• **WORK TO BE COMPLETED**: Pick every line with "choices" from the material below.

****************************************

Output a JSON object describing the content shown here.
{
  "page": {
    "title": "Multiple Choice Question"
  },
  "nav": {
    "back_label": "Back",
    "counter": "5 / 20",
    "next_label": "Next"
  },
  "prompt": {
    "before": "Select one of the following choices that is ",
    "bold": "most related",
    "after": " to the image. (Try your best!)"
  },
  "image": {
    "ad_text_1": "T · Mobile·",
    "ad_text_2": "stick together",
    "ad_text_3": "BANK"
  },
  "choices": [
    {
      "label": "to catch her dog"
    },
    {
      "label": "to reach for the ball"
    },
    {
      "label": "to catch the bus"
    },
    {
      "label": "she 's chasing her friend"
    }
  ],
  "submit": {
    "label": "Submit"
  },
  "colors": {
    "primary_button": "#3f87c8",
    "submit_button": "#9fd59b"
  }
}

****************************************

• **EXERCISE OUTPUT**:
    "before": "Select one of the following choices that is ",
  "choices": [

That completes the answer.